___ PROVIDED RECORDS

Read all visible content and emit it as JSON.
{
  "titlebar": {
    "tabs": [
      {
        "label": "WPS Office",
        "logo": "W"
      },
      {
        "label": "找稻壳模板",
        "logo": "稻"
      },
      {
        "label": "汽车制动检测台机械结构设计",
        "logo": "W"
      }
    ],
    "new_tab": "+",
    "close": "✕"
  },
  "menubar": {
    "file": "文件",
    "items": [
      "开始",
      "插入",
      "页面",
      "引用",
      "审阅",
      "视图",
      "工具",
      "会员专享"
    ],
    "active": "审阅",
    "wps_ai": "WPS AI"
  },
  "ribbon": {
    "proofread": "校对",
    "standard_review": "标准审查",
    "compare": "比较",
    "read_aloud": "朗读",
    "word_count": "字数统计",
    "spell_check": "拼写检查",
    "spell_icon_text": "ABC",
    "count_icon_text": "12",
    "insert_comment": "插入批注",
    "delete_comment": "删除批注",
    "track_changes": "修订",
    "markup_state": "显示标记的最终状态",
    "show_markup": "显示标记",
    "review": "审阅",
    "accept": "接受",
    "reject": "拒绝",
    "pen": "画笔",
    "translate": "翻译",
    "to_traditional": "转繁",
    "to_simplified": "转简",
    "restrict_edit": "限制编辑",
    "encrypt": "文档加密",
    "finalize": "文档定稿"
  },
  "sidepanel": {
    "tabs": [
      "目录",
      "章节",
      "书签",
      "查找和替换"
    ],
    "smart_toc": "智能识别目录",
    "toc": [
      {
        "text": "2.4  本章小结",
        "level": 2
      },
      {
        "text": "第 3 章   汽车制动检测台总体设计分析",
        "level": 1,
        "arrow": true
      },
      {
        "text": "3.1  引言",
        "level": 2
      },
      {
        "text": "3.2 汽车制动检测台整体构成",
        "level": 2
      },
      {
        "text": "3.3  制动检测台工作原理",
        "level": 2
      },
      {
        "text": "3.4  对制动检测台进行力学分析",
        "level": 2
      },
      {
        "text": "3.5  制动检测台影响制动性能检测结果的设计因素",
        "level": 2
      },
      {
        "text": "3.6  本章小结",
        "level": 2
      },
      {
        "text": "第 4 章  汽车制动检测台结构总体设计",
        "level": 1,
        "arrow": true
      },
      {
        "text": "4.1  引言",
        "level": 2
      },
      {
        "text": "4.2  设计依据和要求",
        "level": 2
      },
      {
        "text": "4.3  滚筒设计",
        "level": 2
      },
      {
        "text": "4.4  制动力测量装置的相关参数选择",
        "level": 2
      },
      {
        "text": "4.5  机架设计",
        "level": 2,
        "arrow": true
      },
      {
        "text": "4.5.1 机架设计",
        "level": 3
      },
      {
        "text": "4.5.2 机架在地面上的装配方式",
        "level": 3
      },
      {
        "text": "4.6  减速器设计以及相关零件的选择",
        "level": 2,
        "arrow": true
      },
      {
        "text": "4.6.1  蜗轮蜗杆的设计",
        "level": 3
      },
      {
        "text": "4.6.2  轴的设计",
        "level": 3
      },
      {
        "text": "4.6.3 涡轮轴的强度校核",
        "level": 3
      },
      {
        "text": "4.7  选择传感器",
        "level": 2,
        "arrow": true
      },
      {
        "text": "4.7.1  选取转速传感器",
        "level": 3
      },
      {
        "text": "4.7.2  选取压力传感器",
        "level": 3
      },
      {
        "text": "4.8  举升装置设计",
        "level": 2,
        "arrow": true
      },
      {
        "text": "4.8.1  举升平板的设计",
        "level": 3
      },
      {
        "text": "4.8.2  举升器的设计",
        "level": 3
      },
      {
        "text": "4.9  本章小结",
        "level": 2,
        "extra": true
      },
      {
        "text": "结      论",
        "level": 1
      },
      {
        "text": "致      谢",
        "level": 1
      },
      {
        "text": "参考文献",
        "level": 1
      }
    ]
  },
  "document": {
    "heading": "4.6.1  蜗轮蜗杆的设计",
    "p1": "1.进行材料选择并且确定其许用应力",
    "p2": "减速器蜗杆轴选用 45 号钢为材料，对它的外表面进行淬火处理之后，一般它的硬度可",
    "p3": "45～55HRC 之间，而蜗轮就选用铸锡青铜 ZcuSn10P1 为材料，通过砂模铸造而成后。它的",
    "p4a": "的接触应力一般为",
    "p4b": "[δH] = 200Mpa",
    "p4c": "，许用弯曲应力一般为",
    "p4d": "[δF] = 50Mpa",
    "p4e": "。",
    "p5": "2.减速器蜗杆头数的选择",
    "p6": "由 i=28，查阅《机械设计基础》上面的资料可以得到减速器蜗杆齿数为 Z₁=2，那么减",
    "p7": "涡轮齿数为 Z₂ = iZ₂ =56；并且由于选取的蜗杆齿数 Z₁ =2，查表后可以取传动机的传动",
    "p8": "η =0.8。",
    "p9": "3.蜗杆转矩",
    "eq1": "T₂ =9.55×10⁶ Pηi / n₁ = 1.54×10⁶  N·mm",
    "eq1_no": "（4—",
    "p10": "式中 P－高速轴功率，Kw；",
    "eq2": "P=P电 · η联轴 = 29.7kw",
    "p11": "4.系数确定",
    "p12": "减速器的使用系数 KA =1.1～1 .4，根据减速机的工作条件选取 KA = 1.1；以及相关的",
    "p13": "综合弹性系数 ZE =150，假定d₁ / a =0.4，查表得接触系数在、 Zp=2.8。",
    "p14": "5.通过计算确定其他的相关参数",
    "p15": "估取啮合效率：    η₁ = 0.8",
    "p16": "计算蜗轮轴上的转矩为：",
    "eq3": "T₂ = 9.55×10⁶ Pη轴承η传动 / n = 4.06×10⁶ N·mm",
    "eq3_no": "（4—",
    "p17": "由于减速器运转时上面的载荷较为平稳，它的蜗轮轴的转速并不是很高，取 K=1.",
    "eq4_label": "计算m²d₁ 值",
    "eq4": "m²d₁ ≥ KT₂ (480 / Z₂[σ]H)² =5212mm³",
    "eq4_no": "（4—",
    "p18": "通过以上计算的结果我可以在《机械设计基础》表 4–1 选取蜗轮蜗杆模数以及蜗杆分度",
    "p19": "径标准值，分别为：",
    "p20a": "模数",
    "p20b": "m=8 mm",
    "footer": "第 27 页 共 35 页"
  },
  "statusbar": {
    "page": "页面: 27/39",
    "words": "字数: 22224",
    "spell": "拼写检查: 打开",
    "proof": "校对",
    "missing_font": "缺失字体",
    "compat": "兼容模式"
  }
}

______

• _EXERCISE REQUIREMENTS_
Find the word "本章小结" in the data and show each line that holds it.

• _FINISHED EXERCISE_
        "text": "2.4  本章小结",
        "text": "3.6  本章小结",
        "text": "4.9  本章小结",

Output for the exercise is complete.